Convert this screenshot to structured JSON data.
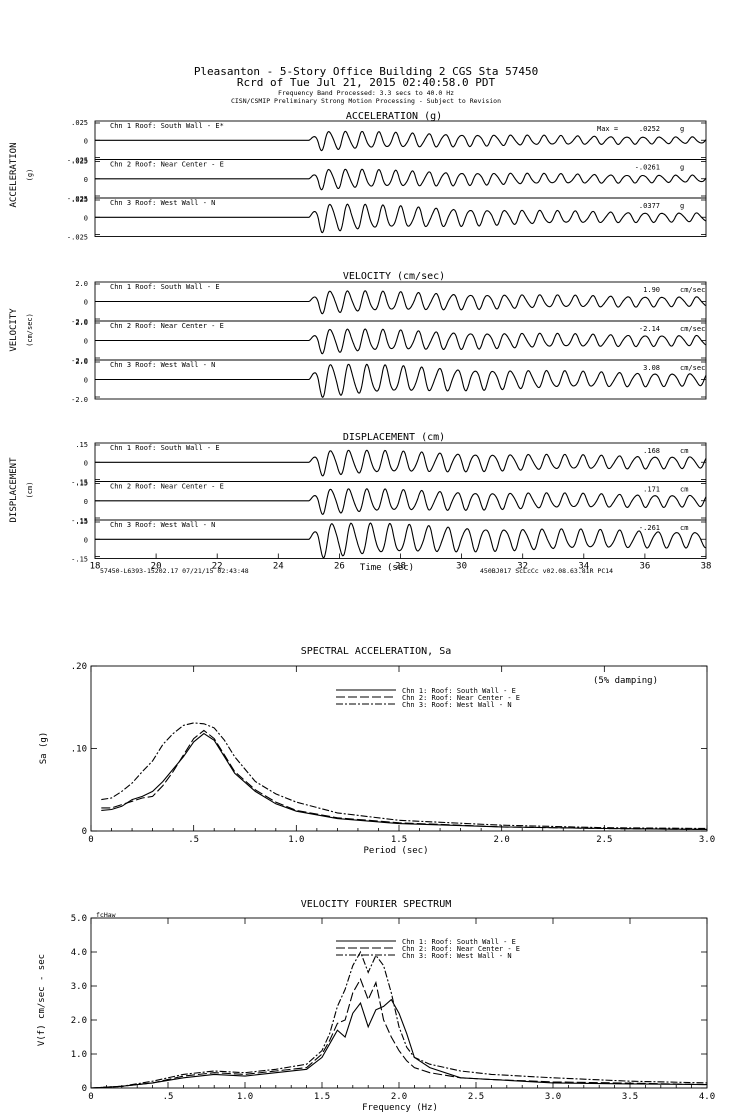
{
  "header": {
    "line1": "Pleasanton - 5-Story Office Building 2      CGS Sta 57450",
    "line2": "Rcrd of Tue Jul 21, 2015 02:40:58.0 PDT",
    "line3": "Frequency Band Processed: 3.3 secs to 40.0 Hz",
    "line4": "CISN/CSMIP Preliminary Strong Motion Processing - Subject to Revision"
  },
  "footer": {
    "left": "57450-L6393-15202.17 07/21/15 02:43:48",
    "right": "450BJ017  ScLcCc  v02.08.63.81R PC14",
    "time_label": "Time (sec)"
  },
  "max_label": "Max =",
  "chart_data": [
    {
      "type": "line",
      "title": "ACCELERATION (g)",
      "ylabel": "ACCELERATION",
      "yunit": "(g)",
      "unit": "g",
      "tick_labels": [
        ".025",
        "0",
        "-.025"
      ],
      "ylim": [
        -0.025,
        0.025
      ],
      "xlim": [
        18,
        38
      ],
      "xticks": [
        "18",
        "20",
        "22",
        "24",
        "26",
        "28",
        "30",
        "32",
        "34",
        "36",
        "38"
      ],
      "series": [
        {
          "name": "Chn 1  Roof: South Wall - E*",
          "max": ".0252",
          "onset": 25.0,
          "amp": 0.014,
          "freq": 1.85,
          "decay": 0.14,
          "floor": 0.18
        },
        {
          "name": "Chn 2  Roof: Near Center - E",
          "max": "-.0261",
          "onset": 25.0,
          "amp": 0.015,
          "freq": 1.85,
          "decay": 0.14,
          "floor": 0.18
        },
        {
          "name": "Chn 3  Roof: West Wall - N",
          "max": ".0377",
          "onset": 25.0,
          "amp": 0.021,
          "freq": 1.75,
          "decay": 0.15,
          "floor": 0.16
        }
      ]
    },
    {
      "type": "line",
      "title": "VELOCITY (cm/sec)",
      "ylabel": "VELOCITY",
      "yunit": "(cm/sec)",
      "unit": "cm/sec",
      "tick_labels": [
        "2.0",
        "0",
        "-2.0"
      ],
      "ylim": [
        -2.0,
        2.0
      ],
      "xlim": [
        18,
        38
      ],
      "series": [
        {
          "name": "Chn 1  Roof: South Wall - E",
          "max": "1.90",
          "onset": 25.0,
          "amp": 1.3,
          "freq": 1.75,
          "decay": 0.13,
          "floor": 0.25
        },
        {
          "name": "Chn 2  Roof: Near Center - E",
          "max": "-2.14",
          "onset": 25.0,
          "amp": 1.4,
          "freq": 1.75,
          "decay": 0.13,
          "floor": 0.25
        },
        {
          "name": "Chn 3  Roof: West Wall - N",
          "max": "3.08",
          "onset": 25.0,
          "amp": 1.9,
          "freq": 1.7,
          "decay": 0.14,
          "floor": 0.22
        }
      ]
    },
    {
      "type": "line",
      "title": "DISPLACEMENT (cm)",
      "ylabel": "DISPLACEMENT",
      "yunit": "(cm)",
      "unit": "cm",
      "tick_labels": [
        ".15",
        "0",
        "-.15"
      ],
      "ylim": [
        -0.15,
        0.15
      ],
      "xlim": [
        18,
        38
      ],
      "series": [
        {
          "name": "Chn 1  Roof: South Wall - E",
          "max": ".168",
          "onset": 25.0,
          "amp": 0.11,
          "freq": 1.7,
          "decay": 0.12,
          "floor": 0.28
        },
        {
          "name": "Chn 2  Roof: Near Center - E",
          "max": ".171",
          "onset": 25.0,
          "amp": 0.11,
          "freq": 1.7,
          "decay": 0.12,
          "floor": 0.28
        },
        {
          "name": "Chn 3  Roof: West Wall - N",
          "max": "-.261",
          "onset": 25.0,
          "amp": 0.15,
          "freq": 1.6,
          "decay": 0.13,
          "floor": 0.3
        }
      ]
    },
    {
      "type": "line",
      "title": "SPECTRAL ACCELERATION, Sa",
      "ylabel": "Sa (g)",
      "xlabel": "Period (sec)",
      "annotation": "(5% damping)",
      "xlim": [
        0,
        3.0
      ],
      "ylim": [
        0,
        0.2
      ],
      "xticks": [
        "0",
        ".5",
        "1.0",
        "1.5",
        "2.0",
        "2.5",
        "3.0"
      ],
      "yticks": [
        "0",
        ".10",
        ".20"
      ],
      "series": [
        {
          "name": "Chn 1: Roof: South Wall - E",
          "dash": "",
          "x": [
            0.05,
            0.1,
            0.15,
            0.2,
            0.25,
            0.3,
            0.35,
            0.4,
            0.45,
            0.5,
            0.55,
            0.6,
            0.65,
            0.7,
            0.8,
            0.9,
            1.0,
            1.2,
            1.5,
            2.0,
            2.5,
            3.0
          ],
          "y": [
            0.025,
            0.026,
            0.03,
            0.038,
            0.042,
            0.048,
            0.06,
            0.075,
            0.09,
            0.108,
            0.118,
            0.11,
            0.09,
            0.07,
            0.048,
            0.033,
            0.024,
            0.015,
            0.009,
            0.005,
            0.003,
            0.002
          ]
        },
        {
          "name": "Chn 2: Roof: Near Center - E",
          "dash": "9,3",
          "x": [
            0.05,
            0.1,
            0.15,
            0.2,
            0.25,
            0.3,
            0.35,
            0.4,
            0.45,
            0.5,
            0.55,
            0.6,
            0.65,
            0.7,
            0.8,
            0.9,
            1.0,
            1.2,
            1.5,
            2.0,
            2.5,
            3.0
          ],
          "y": [
            0.028,
            0.028,
            0.032,
            0.036,
            0.04,
            0.042,
            0.055,
            0.072,
            0.092,
            0.112,
            0.122,
            0.112,
            0.092,
            0.072,
            0.05,
            0.035,
            0.025,
            0.016,
            0.01,
            0.005,
            0.003,
            0.002
          ]
        },
        {
          "name": "Chn 3: Roof: West Wall - N",
          "dash": "7,2,2,2",
          "x": [
            0.05,
            0.1,
            0.15,
            0.2,
            0.25,
            0.3,
            0.35,
            0.4,
            0.45,
            0.5,
            0.55,
            0.6,
            0.65,
            0.7,
            0.8,
            0.9,
            1.0,
            1.2,
            1.5,
            2.0,
            2.5,
            3.0
          ],
          "y": [
            0.038,
            0.04,
            0.048,
            0.058,
            0.072,
            0.085,
            0.105,
            0.118,
            0.128,
            0.131,
            0.13,
            0.125,
            0.11,
            0.09,
            0.06,
            0.045,
            0.035,
            0.022,
            0.013,
            0.007,
            0.004,
            0.003
          ]
        }
      ]
    },
    {
      "type": "line",
      "title": "VELOCITY FOURIER SPECTRUM",
      "ylabel": "V(f)  cm/sec - sec",
      "xlabel": "Frequency (Hz)",
      "corner_label": "fcHaw",
      "xlim": [
        0,
        4.0
      ],
      "ylim": [
        0,
        5.0
      ],
      "xticks": [
        "0",
        ".5",
        "1.0",
        "1.5",
        "2.0",
        "2.5",
        "3.0",
        "3.5",
        "4.0"
      ],
      "yticks": [
        "0",
        "1.0",
        "2.0",
        "3.0",
        "4.0",
        "5.0"
      ],
      "series": [
        {
          "name": "Chn 1: Roof: South Wall - E",
          "dash": "",
          "x": [
            0,
            0.2,
            0.4,
            0.6,
            0.8,
            1.0,
            1.2,
            1.4,
            1.5,
            1.55,
            1.6,
            1.65,
            1.7,
            1.75,
            1.8,
            1.85,
            1.9,
            1.95,
            2.0,
            2.05,
            2.1,
            2.2,
            2.4,
            2.6,
            3.0,
            3.5,
            4.0
          ],
          "y": [
            0,
            0.05,
            0.15,
            0.3,
            0.4,
            0.35,
            0.45,
            0.55,
            0.9,
            1.3,
            1.7,
            1.5,
            2.2,
            2.5,
            1.8,
            2.3,
            2.4,
            2.6,
            2.2,
            1.6,
            0.9,
            0.6,
            0.3,
            0.25,
            0.15,
            0.12,
            0.1
          ]
        },
        {
          "name": "Chn 2: Roof: Near Center - E",
          "dash": "9,3",
          "x": [
            0,
            0.2,
            0.4,
            0.6,
            0.8,
            1.0,
            1.2,
            1.4,
            1.5,
            1.55,
            1.6,
            1.65,
            1.7,
            1.75,
            1.8,
            1.85,
            1.9,
            1.95,
            2.0,
            2.05,
            2.1,
            2.2,
            2.4,
            2.6,
            3.0,
            3.5,
            4.0
          ],
          "y": [
            0,
            0.05,
            0.15,
            0.35,
            0.45,
            0.4,
            0.5,
            0.6,
            1.0,
            1.4,
            1.9,
            2.0,
            2.8,
            3.2,
            2.6,
            3.1,
            2.0,
            1.5,
            1.1,
            0.8,
            0.6,
            0.45,
            0.3,
            0.25,
            0.18,
            0.14,
            0.1
          ]
        },
        {
          "name": "Chn 3: Roof: West Wall - N",
          "dash": "7,2,2,2",
          "x": [
            0,
            0.2,
            0.4,
            0.6,
            0.8,
            1.0,
            1.2,
            1.4,
            1.5,
            1.55,
            1.6,
            1.65,
            1.7,
            1.75,
            1.8,
            1.85,
            1.9,
            1.95,
            2.0,
            2.05,
            2.1,
            2.2,
            2.4,
            2.6,
            3.0,
            3.5,
            4.0
          ],
          "y": [
            0,
            0.05,
            0.2,
            0.4,
            0.5,
            0.45,
            0.55,
            0.7,
            1.1,
            1.6,
            2.4,
            2.9,
            3.6,
            4.0,
            3.4,
            3.9,
            3.6,
            2.8,
            1.8,
            1.2,
            0.9,
            0.7,
            0.5,
            0.4,
            0.3,
            0.2,
            0.15
          ]
        }
      ]
    }
  ]
}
....................
◆ **GIVEN INSTRUCTION**:
Copy out all lines from the material above that contain the string "ylabel".

◆ **SOLUTION BELOW**:
      "ylabel": "ACCELERATION",
      "ylabel": "VELOCITY",
      "ylabel": "DISPLACEMENT",
      "ylabel": "Sa (g)",
      "ylabel": "V(f)  cm/sec - sec",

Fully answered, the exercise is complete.